INSTRUCTIONS TO FOLLOW:
Only the number is wanted: how many lines contain the word "Modelos"?
+++ SUPPLIED DATA +++
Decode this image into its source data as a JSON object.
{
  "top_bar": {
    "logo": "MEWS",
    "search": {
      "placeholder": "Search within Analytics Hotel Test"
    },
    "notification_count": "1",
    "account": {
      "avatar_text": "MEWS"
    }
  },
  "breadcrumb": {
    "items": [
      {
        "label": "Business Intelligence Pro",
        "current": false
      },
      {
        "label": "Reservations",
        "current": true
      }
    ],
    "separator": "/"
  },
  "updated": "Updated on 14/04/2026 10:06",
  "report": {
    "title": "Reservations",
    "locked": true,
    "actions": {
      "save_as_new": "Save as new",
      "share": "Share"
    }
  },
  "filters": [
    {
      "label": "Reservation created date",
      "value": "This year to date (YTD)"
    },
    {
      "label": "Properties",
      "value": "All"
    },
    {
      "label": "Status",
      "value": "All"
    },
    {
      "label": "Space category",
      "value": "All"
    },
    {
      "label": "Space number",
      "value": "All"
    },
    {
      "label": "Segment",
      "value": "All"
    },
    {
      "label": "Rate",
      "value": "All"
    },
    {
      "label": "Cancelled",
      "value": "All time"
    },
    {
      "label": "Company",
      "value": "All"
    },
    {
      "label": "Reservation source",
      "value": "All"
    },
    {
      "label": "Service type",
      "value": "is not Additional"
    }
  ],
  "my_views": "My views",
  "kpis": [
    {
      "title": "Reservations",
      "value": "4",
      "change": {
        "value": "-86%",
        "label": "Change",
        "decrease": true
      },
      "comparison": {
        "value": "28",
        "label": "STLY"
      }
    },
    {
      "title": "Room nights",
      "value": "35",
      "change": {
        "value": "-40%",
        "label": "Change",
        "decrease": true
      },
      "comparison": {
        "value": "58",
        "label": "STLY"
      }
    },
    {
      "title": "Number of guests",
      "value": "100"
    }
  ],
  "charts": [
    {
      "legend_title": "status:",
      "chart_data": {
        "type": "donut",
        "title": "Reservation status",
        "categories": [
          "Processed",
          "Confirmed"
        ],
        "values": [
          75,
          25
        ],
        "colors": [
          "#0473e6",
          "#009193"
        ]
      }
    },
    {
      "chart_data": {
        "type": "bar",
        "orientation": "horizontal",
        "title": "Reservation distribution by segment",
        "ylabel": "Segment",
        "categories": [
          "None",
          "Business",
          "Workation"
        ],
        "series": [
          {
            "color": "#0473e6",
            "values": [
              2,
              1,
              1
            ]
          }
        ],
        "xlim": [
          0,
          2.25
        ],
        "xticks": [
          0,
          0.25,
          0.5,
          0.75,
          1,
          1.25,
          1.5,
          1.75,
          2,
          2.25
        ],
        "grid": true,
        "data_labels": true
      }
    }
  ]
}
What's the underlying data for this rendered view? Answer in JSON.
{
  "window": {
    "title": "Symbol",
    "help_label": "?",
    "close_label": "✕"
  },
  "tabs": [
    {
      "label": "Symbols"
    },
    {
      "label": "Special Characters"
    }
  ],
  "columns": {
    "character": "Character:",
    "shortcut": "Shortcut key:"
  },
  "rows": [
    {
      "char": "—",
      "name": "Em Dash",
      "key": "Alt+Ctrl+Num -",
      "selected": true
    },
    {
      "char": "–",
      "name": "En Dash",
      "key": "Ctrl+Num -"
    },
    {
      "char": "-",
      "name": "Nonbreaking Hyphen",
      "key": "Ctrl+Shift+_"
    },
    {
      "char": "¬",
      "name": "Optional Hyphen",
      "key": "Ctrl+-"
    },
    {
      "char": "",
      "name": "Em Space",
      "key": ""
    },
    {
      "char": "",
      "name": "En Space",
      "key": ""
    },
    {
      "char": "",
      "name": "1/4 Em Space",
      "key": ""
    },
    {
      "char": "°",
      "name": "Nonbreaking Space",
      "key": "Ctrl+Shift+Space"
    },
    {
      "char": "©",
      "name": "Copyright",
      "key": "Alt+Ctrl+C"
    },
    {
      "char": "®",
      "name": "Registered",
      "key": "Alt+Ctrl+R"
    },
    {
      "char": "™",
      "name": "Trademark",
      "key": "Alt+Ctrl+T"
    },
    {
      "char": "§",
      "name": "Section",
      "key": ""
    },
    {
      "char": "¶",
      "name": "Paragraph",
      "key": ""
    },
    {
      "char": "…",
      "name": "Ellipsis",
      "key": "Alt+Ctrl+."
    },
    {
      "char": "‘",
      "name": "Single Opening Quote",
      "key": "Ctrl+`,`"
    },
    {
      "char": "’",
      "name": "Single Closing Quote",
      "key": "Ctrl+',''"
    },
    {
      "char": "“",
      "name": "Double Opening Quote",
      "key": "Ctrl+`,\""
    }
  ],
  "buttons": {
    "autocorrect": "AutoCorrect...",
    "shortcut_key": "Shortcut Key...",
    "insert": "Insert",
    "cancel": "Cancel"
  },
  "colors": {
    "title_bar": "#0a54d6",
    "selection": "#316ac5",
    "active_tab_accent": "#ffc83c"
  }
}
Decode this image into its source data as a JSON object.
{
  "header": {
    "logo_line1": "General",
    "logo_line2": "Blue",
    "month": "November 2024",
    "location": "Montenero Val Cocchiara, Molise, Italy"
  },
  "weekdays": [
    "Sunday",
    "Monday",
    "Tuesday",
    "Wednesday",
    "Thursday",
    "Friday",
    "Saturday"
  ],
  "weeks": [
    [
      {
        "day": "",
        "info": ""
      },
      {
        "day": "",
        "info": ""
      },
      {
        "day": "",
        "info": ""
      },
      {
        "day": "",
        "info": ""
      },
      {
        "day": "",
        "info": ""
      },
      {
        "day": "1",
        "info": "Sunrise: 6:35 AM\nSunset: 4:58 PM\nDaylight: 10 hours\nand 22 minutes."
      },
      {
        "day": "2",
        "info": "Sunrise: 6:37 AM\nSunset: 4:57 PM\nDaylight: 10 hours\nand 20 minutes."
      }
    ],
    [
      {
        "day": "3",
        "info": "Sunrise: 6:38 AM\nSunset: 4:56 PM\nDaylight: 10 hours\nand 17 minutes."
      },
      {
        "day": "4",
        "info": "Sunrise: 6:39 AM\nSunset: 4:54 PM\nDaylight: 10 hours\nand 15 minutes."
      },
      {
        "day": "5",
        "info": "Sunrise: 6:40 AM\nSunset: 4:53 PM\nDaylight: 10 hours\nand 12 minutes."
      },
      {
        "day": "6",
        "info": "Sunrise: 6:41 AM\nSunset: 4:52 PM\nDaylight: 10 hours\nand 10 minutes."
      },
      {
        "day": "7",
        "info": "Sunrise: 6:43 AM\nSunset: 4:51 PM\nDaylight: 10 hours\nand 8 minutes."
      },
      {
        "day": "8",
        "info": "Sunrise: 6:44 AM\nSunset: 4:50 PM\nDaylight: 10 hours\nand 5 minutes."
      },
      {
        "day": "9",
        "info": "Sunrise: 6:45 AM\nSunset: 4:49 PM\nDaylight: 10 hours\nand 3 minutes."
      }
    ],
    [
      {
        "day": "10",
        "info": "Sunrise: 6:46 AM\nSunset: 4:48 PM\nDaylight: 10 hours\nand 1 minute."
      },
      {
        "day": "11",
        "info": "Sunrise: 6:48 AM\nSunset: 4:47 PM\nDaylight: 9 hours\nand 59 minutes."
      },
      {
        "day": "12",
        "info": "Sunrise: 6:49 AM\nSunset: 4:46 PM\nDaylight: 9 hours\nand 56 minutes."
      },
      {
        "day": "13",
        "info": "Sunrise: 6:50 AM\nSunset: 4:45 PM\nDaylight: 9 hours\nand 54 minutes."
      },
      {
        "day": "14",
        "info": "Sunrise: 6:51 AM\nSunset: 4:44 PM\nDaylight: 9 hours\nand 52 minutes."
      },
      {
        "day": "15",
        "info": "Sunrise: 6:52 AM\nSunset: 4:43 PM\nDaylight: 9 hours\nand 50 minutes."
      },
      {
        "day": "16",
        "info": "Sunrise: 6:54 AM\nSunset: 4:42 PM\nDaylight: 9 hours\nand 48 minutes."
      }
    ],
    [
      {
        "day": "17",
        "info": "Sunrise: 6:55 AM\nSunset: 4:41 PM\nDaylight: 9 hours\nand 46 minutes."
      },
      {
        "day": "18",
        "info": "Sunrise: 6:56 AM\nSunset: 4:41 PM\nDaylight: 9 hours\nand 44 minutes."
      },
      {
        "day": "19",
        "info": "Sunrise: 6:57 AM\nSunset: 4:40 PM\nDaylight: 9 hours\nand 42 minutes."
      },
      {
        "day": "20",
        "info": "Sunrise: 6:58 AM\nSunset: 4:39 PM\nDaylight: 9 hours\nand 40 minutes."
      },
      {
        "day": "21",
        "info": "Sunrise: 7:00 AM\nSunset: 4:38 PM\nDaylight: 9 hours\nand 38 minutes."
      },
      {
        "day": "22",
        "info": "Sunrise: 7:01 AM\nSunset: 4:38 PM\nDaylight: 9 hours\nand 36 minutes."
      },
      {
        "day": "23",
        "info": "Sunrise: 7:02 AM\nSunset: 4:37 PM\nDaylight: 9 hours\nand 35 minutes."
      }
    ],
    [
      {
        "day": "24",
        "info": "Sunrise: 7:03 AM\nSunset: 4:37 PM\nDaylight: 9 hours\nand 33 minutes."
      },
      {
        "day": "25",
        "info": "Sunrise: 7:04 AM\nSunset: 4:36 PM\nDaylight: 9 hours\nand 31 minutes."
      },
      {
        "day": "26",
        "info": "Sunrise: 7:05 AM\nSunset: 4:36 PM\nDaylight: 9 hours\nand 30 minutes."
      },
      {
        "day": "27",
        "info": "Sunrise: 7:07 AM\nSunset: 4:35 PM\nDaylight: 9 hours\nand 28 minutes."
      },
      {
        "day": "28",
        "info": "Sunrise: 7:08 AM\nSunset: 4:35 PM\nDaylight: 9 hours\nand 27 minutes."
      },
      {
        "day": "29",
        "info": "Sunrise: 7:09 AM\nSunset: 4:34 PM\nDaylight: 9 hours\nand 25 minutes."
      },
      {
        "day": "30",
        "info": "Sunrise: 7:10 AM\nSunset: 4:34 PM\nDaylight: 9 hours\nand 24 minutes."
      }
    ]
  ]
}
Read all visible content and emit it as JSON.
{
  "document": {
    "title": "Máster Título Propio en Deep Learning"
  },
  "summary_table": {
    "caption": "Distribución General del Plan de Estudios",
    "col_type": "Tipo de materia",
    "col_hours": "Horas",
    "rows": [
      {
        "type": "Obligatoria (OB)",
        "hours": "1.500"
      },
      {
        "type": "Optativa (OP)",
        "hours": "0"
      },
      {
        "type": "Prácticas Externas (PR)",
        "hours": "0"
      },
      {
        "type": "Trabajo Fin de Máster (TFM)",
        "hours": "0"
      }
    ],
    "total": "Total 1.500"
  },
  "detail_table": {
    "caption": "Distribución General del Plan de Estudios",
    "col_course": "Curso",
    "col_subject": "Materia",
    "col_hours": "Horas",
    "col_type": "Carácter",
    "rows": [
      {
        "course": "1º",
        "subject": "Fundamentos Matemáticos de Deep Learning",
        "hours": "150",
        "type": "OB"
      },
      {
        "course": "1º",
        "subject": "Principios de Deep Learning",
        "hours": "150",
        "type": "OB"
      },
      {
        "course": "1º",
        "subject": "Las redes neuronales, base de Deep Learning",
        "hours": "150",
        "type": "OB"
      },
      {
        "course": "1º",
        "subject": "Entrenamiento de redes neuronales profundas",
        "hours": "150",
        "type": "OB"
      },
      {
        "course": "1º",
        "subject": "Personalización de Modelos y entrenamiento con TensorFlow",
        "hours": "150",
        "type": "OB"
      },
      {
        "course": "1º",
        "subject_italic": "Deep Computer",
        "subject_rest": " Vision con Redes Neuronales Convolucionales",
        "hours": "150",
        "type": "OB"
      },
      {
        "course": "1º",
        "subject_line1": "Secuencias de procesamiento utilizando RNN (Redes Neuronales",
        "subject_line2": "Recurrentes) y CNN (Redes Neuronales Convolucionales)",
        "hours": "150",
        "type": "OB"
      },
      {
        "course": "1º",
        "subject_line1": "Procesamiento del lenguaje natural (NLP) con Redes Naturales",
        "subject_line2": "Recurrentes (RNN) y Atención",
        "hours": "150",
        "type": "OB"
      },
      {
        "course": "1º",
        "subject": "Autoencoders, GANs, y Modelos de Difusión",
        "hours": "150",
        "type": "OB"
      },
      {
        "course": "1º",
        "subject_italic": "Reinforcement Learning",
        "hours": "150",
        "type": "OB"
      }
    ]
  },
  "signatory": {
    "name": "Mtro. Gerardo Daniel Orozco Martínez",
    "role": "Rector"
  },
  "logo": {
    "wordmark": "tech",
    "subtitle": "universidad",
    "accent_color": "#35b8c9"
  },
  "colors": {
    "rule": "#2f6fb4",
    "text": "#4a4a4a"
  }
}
+++
RESULT:
2